WORK REQUIRED:
Copy out all of the data exactly as it appears.

[Start of ITEMS]

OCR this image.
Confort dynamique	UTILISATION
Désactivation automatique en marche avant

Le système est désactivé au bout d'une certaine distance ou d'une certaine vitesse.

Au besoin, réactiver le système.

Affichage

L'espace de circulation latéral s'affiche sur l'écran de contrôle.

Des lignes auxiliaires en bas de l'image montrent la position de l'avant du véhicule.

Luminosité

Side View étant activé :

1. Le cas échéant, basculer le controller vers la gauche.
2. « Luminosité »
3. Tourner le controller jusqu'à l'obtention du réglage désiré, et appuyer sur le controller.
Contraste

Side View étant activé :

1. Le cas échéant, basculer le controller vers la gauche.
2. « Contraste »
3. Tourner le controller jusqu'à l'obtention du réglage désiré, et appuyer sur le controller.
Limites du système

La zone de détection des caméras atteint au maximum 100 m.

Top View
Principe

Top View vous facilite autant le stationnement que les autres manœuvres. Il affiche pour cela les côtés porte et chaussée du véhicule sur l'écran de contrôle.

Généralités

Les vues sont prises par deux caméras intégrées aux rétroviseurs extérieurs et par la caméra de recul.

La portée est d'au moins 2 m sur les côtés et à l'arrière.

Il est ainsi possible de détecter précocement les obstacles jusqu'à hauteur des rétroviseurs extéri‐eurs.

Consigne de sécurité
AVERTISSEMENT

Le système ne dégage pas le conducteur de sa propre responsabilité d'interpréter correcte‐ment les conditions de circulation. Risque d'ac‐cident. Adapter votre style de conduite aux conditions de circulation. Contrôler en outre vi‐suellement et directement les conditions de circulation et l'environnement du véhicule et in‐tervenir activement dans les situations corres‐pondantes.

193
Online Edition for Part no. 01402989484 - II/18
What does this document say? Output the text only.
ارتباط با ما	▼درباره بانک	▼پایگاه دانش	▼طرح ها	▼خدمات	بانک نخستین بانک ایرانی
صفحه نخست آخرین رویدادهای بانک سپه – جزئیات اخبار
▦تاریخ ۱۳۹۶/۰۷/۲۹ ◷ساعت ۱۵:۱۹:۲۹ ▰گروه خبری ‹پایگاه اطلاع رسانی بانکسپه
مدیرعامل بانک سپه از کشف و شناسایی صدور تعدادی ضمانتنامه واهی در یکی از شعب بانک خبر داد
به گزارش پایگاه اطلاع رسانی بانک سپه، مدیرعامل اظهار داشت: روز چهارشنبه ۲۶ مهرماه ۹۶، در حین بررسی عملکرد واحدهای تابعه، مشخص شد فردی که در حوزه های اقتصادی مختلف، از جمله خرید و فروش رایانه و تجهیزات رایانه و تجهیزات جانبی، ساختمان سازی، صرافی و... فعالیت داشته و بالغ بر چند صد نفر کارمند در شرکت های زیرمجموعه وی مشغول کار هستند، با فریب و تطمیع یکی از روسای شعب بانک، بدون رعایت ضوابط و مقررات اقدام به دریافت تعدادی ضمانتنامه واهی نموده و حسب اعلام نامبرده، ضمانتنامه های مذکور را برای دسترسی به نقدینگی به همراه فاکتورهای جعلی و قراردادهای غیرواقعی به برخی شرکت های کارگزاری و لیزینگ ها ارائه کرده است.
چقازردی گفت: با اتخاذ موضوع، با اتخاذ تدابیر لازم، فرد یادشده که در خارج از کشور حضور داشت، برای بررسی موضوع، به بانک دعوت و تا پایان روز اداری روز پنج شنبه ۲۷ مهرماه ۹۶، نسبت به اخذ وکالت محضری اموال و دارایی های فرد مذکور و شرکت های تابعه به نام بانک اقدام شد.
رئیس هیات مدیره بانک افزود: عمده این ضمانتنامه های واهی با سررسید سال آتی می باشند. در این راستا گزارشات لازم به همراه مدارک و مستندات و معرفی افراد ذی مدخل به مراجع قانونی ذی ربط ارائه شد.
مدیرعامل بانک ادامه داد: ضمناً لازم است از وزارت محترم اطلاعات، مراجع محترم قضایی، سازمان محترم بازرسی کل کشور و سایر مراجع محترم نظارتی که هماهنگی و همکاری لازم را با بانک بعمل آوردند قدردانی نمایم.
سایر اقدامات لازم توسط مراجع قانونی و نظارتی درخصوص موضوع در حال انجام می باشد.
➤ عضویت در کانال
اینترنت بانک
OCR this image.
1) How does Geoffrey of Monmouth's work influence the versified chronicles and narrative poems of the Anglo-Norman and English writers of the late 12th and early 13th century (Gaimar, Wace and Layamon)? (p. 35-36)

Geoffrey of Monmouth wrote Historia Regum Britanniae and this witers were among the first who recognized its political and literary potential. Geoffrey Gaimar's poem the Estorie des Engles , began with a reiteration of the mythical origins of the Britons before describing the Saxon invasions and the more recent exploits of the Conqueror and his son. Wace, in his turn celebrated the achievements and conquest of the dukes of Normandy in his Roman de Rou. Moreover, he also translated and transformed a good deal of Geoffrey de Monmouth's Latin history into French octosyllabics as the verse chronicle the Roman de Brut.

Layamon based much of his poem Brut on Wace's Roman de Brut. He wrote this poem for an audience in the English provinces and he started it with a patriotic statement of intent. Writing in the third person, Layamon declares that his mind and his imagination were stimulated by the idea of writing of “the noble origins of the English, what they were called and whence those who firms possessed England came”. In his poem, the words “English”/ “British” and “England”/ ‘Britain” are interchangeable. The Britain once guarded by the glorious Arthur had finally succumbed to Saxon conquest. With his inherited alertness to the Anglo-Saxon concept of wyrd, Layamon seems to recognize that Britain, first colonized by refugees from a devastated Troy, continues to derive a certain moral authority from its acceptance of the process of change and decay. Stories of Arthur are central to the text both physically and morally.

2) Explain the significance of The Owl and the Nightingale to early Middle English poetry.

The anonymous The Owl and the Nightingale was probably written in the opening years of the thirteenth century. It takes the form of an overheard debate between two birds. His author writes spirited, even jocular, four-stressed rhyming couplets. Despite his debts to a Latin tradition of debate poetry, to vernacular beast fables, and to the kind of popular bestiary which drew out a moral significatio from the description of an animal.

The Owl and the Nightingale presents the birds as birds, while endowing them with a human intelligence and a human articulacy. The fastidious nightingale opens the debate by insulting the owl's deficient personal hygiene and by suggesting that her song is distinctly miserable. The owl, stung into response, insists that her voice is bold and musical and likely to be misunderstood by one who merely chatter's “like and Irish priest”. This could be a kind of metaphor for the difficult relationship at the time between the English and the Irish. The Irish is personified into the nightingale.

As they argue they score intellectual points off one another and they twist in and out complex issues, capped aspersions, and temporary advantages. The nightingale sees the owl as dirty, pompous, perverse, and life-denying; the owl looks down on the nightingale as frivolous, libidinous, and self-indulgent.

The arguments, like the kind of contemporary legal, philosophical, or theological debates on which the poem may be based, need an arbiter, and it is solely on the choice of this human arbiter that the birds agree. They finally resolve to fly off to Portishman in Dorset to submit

[End of ITEMS]

FINISHED EXERCISE:
OCR this image.
Confort dynamique	UTILISATION
Désactivation automatique en marche avant

Le système est désactivé au bout d'une certaine distance ou d'une certaine vitesse.

Au besoin, réactiver le système.

Affichage

L'espace de circulation latéral s'affiche sur l'écran de contrôle.

Des lignes auxiliaires en bas de l'image montrent la position de l'avant du véhicule.

Luminosité

Side View étant activé :

1. Le cas échéant, basculer le controller vers la gauche.
2. « Luminosité »
3. Tourner le controller jusqu'à l'obtention du réglage désiré, et appuyer sur le controller.
Contraste

Side View étant activé :

1. Le cas échéant, basculer le controller vers la gauche.
2. « Contraste »
3. Tourner le controller jusqu'à l'obtention du réglage désiré, et appuyer sur le controller.
Limites du système

La zone de détection des caméras atteint au maximum 100 m.

Top View
Principe

Top View vous facilite autant le stationnement que les autres manœuvres. Il affiche pour cela les côtés porte et chaussée du véhicule sur l'écran de contrôle.

Généralités

Les vues sont prises par deux caméras intégrées aux rétroviseurs extérieurs et par la caméra de recul.

La portée est d'au moins 2 m sur les côtés et à l'arrière.

Il est ainsi possible de détecter précocement les obstacles jusqu'à hauteur des rétroviseurs extéri‐eurs.

Consigne de sécurité
AVERTISSEMENT

Le système ne dégage pas le conducteur de sa propre responsabilité d'interpréter correcte‐ment les conditions de circulation. Risque d'ac‐cident. Adapter votre style de conduite aux conditions de circulation. Contrôler en outre vi‐suellement et directement les conditions de circulation et l'environnement du véhicule et in‐tervenir activement dans les situations corres‐pondantes.

193
Online Edition for Part no. 01402989484 - II/18
What does this document say? Output the text only.
ارتباط با ما	▼درباره بانک	▼پایگاه دانش	▼طرح ها	▼خدمات	بانک نخستین بانک ایرانی
صفحه نخست آخرین رویدادهای بانک سپه – جزئیات اخبار
▦تاریخ ۱۳۹۶/۰۷/۲۹ ◷ساعت ۱۵:۱۹:۲۹ ▰گروه خبری ‹پایگاه اطلاع رسانی بانکسپه
مدیرعامل بانک سپه از کشف و شناسایی صدور تعدادی ضمانتنامه واهی در یکی از شعب بانک خبر داد
به گزارش پایگاه اطلاع رسانی بانک سپه، مدیرعامل اظهار داشت: روز چهارشنبه ۲۶ مهرماه ۹۶، در حین بررسی عملکرد واحدهای تابعه، مشخص شد فردی که در حوزه های اقتصادی مختلف، از جمله خرید و فروش رایانه و تجهیزات رایانه و تجهیزات جانبی، ساختمان سازی، صرافی و... فعالیت داشته و بالغ بر چند صد نفر کارمند در شرکت های زیرمجموعه وی مشغول کار هستند، با فریب و تطمیع یکی از روسای شعب بانک، بدون رعایت ضوابط و مقررات اقدام به دریافت تعدادی ضمانتنامه واهی نموده و حسب اعلام نامبرده، ضمانتنامه های مذکور را برای دسترسی به نقدینگی به همراه فاکتورهای جعلی و قراردادهای غیرواقعی به برخی شرکت های کارگزاری و لیزینگ ها ارائه کرده است.
چقازردی گفت: با اتخاذ موضوع، با اتخاذ تدابیر لازم، فرد یادشده که در خارج از کشور حضور داشت، برای بررسی موضوع، به بانک دعوت و تا پایان روز اداری روز پنج شنبه ۲۷ مهرماه ۹۶، نسبت به اخذ وکالت محضری اموال و دارایی های فرد مذکور و شرکت های تابعه به نام بانک اقدام شد.
رئیس هیات مدیره بانک افزود: عمده این ضمانتنامه های واهی با سررسید سال آتی می باشند. در این راستا گزارشات لازم به همراه مدارک و مستندات و معرفی افراد ذی مدخل به مراجع قانونی ذی ربط ارائه شد.
مدیرعامل بانک ادامه داد: ضمناً لازم است از وزارت محترم اطلاعات، مراجع محترم قضایی، سازمان محترم بازرسی کل کشور و سایر مراجع محترم نظارتی که هماهنگی و همکاری لازم را با بانک بعمل آوردند قدردانی نمایم.
سایر اقدامات لازم توسط مراجع قانونی و نظارتی درخصوص موضوع در حال انجام می باشد.
➤ عضویت در کانال
اینترنت بانک
OCR this image.
1) How does Geoffrey of Monmouth's work influence the versified chronicles and narrative poems of the Anglo-Norman and English writers of the late 12th and early 13th century (Gaimar, Wace and Layamon)? (p. 35-36)

Geoffrey of Monmouth wrote Historia Regum Britanniae and this witers were among the first who recognized its political and literary potential. Geoffrey Gaimar's poem the Estorie des Engles , began with a reiteration of the mythical origins of the Britons before describing the Saxon invasions and the more recent exploits of the Conqueror and his son. Wace, in his turn celebrated the achievements and conquest of the dukes of Normandy in his Roman de Rou. Moreover, he also translated and transformed a good deal of Geoffrey de Monmouth's Latin history into French octosyllabics as the verse chronicle the Roman de Brut.

Layamon based much of his poem Brut on Wace's Roman de Brut. He wrote this poem for an audience in the English provinces and he started it with a patriotic statement of intent. Writing in the third person, Layamon declares that his mind and his imagination were stimulated by the idea of writing of “the noble origins of the English, what they were called and whence those who firms possessed England came”. In his poem, the words “English”/ “British” and “England”/ ‘Britain” are interchangeable. The Britain once guarded by the glorious Arthur had finally succumbed to Saxon conquest. With his inherited alertness to the Anglo-Saxon concept of wyrd, Layamon seems to recognize that Britain, first colonized by refugees from a devastated Troy, continues to derive a certain moral authority from its acceptance of the process of change and decay. Stories of Arthur are central to the text both physically and morally.

2) Explain the significance of The Owl and the Nightingale to early Middle English poetry.

The anonymous The Owl and the Nightingale was probably written in the opening years of the thirteenth century. It takes the form of an overheard debate between two birds. His author writes spirited, even jocular, four-stressed rhyming couplets. Despite his debts to a Latin tradition of debate poetry, to vernacular beast fables, and to the kind of popular bestiary which drew out a moral significatio from the description of an animal.

The Owl and the Nightingale presents the birds as birds, while endowing them with a human intelligence and a human articulacy. The fastidious nightingale opens the debate by insulting the owl's deficient personal hygiene and by suggesting that her song is distinctly miserable. The owl, stung into response, insists that her voice is bold and musical and likely to be misunderstood by one who merely chatter's “like and Irish priest”. This could be a kind of metaphor for the difficult relationship at the time between the English and the Irish. The Irish is personified into the nightingale.

As they argue they score intellectual points off one another and they twist in and out complex issues, capped aspersions, and temporary advantages. The nightingale sees the owl as dirty, pompous, perverse, and life-denying; the owl looks down on the nightingale as frivolous, libidinous, and self-indulgent.

The arguments, like the kind of contemporary legal, philosophical, or theological debates on which the poem may be based, need an arbiter, and it is solely on the choice of this human arbiter that the birds agree. They finally resolve to fly off to Portishman in Dorset to submit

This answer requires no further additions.